• DATA PROVIDED:
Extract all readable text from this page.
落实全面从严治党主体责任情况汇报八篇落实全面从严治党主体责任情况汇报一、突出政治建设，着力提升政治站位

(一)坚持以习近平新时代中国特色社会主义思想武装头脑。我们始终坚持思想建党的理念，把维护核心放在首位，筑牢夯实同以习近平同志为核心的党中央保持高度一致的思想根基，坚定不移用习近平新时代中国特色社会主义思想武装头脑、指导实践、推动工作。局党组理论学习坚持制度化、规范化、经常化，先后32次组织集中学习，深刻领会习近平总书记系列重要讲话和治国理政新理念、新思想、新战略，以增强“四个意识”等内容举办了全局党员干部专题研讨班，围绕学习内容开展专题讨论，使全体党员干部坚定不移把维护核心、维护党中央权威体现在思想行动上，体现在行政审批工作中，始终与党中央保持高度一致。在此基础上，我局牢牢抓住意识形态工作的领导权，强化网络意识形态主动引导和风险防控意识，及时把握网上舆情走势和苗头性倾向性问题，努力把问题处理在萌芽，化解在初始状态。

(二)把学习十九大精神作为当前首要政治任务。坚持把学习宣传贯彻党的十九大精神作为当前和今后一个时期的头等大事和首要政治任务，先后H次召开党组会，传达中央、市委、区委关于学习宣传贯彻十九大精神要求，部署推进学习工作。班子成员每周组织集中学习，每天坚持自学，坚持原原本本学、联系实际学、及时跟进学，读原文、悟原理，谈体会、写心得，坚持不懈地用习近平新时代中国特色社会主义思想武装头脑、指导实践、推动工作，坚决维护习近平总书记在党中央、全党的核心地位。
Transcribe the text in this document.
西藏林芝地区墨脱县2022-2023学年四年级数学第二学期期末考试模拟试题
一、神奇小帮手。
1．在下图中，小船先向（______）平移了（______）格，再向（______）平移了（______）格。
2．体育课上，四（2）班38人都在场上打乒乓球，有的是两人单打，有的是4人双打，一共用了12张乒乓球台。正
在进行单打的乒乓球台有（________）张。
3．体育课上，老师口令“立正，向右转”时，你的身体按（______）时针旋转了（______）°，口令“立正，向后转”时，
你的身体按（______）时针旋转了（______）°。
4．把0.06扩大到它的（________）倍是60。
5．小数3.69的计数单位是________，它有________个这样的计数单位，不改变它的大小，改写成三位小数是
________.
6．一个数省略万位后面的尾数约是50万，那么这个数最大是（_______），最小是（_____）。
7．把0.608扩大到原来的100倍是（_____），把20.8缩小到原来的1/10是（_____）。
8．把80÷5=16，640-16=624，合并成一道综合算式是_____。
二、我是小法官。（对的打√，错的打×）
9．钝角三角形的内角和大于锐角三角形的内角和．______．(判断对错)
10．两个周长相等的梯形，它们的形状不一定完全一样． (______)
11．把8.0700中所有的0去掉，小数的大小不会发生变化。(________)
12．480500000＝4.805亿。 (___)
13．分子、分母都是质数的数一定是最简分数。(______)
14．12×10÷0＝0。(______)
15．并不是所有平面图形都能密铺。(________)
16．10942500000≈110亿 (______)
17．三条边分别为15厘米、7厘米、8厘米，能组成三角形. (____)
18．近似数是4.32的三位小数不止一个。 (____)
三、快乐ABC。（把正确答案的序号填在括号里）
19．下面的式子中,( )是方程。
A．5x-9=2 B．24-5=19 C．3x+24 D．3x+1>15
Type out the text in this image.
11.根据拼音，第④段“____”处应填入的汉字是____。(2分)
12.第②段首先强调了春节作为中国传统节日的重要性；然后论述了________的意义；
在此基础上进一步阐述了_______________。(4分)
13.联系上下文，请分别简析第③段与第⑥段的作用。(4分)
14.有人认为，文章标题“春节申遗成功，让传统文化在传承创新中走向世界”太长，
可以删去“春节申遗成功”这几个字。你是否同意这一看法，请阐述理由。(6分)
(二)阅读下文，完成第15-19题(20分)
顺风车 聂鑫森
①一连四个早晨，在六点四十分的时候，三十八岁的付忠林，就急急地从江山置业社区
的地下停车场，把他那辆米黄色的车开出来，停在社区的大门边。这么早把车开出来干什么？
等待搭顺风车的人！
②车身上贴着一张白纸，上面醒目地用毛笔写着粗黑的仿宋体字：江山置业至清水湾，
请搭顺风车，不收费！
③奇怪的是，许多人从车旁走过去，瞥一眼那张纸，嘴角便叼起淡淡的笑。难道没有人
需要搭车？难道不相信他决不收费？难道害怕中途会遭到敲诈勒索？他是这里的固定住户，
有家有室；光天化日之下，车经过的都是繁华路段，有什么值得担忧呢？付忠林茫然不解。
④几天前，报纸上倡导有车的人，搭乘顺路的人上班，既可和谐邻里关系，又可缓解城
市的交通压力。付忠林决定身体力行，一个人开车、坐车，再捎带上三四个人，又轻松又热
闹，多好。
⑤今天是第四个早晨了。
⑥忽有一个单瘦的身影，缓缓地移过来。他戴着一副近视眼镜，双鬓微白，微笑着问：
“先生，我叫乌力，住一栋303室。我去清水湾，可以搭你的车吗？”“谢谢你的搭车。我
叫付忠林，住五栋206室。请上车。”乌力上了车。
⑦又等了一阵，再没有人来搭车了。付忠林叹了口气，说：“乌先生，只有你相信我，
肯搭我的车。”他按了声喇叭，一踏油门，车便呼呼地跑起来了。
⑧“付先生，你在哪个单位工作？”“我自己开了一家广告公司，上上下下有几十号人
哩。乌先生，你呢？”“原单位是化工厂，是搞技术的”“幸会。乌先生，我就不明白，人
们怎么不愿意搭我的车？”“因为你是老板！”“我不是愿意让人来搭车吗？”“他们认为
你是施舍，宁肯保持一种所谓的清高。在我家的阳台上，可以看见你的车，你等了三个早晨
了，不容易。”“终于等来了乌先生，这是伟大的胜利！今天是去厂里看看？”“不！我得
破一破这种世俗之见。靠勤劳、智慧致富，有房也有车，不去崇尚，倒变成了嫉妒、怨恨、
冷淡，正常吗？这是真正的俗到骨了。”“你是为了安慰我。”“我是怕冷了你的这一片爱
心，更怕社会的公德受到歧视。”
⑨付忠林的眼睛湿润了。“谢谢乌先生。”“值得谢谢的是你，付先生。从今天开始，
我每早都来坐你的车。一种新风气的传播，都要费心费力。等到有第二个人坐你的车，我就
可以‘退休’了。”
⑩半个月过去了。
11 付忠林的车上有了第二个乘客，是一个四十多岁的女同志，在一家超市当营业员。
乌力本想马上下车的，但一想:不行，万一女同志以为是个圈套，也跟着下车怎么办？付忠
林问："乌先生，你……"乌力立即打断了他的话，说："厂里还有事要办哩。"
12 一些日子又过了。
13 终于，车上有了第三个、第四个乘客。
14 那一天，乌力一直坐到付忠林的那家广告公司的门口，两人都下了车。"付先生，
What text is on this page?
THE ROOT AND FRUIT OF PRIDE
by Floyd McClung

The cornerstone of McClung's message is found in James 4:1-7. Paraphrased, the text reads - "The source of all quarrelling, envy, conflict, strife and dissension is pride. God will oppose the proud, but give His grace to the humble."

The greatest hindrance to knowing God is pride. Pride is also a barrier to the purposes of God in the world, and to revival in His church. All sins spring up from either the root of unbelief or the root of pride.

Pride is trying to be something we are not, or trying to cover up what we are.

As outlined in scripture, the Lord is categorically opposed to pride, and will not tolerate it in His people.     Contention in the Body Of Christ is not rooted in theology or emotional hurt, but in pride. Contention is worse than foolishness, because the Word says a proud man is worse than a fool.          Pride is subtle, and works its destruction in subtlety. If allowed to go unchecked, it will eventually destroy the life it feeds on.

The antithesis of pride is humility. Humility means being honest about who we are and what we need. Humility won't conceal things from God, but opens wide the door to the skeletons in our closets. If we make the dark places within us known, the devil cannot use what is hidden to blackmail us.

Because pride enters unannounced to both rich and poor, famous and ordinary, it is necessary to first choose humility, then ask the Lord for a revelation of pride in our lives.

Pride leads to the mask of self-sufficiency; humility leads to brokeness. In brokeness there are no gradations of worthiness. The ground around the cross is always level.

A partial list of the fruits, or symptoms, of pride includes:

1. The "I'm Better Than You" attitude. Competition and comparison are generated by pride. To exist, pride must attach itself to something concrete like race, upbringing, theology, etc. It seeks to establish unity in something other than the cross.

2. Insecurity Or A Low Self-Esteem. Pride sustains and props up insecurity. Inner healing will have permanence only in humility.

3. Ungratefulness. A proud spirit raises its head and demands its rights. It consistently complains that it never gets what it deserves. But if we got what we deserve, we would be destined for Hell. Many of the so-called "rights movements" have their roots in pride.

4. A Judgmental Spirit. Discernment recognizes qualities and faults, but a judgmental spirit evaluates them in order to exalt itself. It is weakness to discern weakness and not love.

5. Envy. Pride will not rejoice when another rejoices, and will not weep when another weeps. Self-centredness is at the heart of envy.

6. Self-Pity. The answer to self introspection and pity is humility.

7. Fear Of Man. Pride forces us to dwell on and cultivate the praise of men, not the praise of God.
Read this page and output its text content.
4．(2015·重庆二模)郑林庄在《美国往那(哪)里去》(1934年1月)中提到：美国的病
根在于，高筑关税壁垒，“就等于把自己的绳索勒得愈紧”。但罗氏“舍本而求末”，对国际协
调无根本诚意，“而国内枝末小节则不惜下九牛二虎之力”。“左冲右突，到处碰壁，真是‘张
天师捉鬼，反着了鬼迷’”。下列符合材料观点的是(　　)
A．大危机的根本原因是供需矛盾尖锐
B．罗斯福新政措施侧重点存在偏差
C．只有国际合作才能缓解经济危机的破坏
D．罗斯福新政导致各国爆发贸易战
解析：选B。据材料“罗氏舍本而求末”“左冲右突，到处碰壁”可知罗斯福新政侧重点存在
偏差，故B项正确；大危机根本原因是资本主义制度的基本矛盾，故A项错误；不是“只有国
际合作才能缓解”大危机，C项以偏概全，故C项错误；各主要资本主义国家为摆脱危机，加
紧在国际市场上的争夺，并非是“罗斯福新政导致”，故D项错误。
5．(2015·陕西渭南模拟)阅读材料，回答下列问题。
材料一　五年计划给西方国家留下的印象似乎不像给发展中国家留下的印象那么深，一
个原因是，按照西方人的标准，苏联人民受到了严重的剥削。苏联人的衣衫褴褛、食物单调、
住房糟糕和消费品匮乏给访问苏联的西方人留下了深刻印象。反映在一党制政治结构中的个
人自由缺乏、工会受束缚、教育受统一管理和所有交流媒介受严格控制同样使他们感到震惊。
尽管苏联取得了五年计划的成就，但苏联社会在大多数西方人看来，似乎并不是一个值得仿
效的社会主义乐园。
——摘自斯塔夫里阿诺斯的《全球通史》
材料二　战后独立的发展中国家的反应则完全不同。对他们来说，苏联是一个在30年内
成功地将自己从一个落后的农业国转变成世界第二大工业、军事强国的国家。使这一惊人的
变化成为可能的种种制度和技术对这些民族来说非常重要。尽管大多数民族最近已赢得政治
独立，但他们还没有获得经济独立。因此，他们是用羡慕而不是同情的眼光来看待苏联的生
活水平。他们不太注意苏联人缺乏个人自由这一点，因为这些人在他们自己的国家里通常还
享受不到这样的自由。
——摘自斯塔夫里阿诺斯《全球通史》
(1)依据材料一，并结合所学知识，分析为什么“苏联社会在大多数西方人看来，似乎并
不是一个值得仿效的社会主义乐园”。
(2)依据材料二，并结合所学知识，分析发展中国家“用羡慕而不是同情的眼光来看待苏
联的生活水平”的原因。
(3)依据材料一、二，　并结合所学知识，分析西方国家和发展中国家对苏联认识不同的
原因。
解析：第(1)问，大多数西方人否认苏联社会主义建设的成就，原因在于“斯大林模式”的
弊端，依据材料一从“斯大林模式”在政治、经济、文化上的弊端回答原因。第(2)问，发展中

• GIVEN INSTRUCTION:
Using the listing above, pick out each line that contains the word "will", then copy it.

• REPLY TO THE TASK:
The cornerstone of McClung's message is found in James 4:1-7. Paraphrased, the text reads - "The source of all quarrelling, envy, conflict, strife and dissension is pride. God will oppose the proud, but give His grace to the humble."
As outlined in scripture, the Lord is categorically opposed to pride, and will not tolerate it in His people.     Contention in the Body Of Christ is not rooted in theology or emotional hurt, but in pride. Contention is worse than foolishness, because the Word says a proud man is worse than a fool.          Pride is subtle, and works its destruction in subtlety. If allowed to go unchecked, it will eventually destroy the life it feeds on.
2. Insecurity Or A Low Self-Esteem. Pride sustains and props up insecurity. Inner healing will have permanence only in humility.
5. Envy. Pride will not rejoice when another rejoices, and will not weep when another weeps. Self-centredness is at the heart of envy.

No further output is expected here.